- **Directive**
Nothing in the records may be left out or altered; reproduce them all exactly.

- **Available data**

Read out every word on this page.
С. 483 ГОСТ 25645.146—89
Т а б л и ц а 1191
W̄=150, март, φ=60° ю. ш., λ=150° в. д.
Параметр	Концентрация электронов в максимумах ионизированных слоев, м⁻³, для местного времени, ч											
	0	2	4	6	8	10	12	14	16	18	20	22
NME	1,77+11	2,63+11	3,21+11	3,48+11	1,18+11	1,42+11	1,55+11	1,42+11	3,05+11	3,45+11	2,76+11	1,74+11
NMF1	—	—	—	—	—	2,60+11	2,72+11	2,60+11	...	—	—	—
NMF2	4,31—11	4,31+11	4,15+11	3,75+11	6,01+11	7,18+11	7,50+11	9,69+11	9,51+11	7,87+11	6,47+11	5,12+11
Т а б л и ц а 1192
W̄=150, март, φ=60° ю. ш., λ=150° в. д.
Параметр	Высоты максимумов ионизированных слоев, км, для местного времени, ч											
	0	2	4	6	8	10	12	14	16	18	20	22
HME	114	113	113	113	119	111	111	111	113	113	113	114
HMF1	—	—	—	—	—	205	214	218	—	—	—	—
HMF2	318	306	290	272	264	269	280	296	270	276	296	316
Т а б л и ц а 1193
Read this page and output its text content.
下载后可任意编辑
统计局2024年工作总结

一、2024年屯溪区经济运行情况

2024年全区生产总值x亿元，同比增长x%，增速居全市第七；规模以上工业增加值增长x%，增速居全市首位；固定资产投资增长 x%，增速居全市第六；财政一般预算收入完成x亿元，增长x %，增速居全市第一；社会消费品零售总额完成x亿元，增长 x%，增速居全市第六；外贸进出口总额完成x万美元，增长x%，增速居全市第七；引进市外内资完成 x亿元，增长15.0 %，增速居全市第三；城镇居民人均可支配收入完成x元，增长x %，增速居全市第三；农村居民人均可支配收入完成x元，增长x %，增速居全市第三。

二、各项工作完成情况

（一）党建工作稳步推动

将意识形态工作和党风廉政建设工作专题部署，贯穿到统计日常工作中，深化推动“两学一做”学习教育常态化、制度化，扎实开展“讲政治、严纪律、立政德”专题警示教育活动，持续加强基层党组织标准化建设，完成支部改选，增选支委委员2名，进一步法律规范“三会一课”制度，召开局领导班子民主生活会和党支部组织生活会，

- **Solution for this problem**
Read out every word on this page.
С. 483 ГОСТ 25645.146—89
Т а б л и ц а 1191
W̄=150, март, φ=60° ю. ш., λ=150° в. д.
Параметр	Концентрация электронов в максимумах ионизированных слоев, м⁻³, для местного времени, ч											
	0	2	4	6	8	10	12	14	16	18	20	22
NME	1,77+11	2,63+11	3,21+11	3,48+11	1,18+11	1,42+11	1,55+11	1,42+11	3,05+11	3,45+11	2,76+11	1,74+11
NMF1	—	—	—	—	—	2,60+11	2,72+11	2,60+11	...	—	—	—
NMF2	4,31—11	4,31+11	4,15+11	3,75+11	6,01+11	7,18+11	7,50+11	9,69+11	9,51+11	7,87+11	6,47+11	5,12+11
Т а б л и ц а 1192
W̄=150, март, φ=60° ю. ш., λ=150° в. д.
Параметр	Высоты максимумов ионизированных слоев, км, для местного времени, ч											
	0	2	4	6	8	10	12	14	16	18	20	22
HME	114	113	113	113	119	111	111	111	113	113	113	114
HMF1	—	—	—	—	—	205	214	218	—	—	—	—
HMF2	318	306	290	272	264	269	280	296	270	276	296	316
Т а б л и ц а 1193
Read this page and output its text content.
下载后可任意编辑
统计局2024年工作总结

一、2024年屯溪区经济运行情况

2024年全区生产总值x亿元，同比增长x%，增速居全市第七；规模以上工业增加值增长x%，增速居全市首位；固定资产投资增长 x%，增速居全市第六；财政一般预算收入完成x亿元，增长x %，增速居全市第一；社会消费品零售总额完成x亿元，增长 x%，增速居全市第六；外贸进出口总额完成x万美元，增长x%，增速居全市第七；引进市外内资完成 x亿元，增长15.0 %，增速居全市第三；城镇居民人均可支配收入完成x元，增长x %，增速居全市第三；农村居民人均可支配收入完成x元，增长x %，增速居全市第三。

二、各项工作完成情况

（一）党建工作稳步推动

将意识形态工作和党风廉政建设工作专题部署，贯穿到统计日常工作中，深化推动“两学一做”学习教育常态化、制度化，扎实开展“讲政治、严纪律、立政德”专题警示教育活动，持续加强基层党组织标准化建设，完成支部改选，增选支委委员2名，进一步法律规范“三会一课”制度，召开局领导班子民主生活会和党支部组织生活会，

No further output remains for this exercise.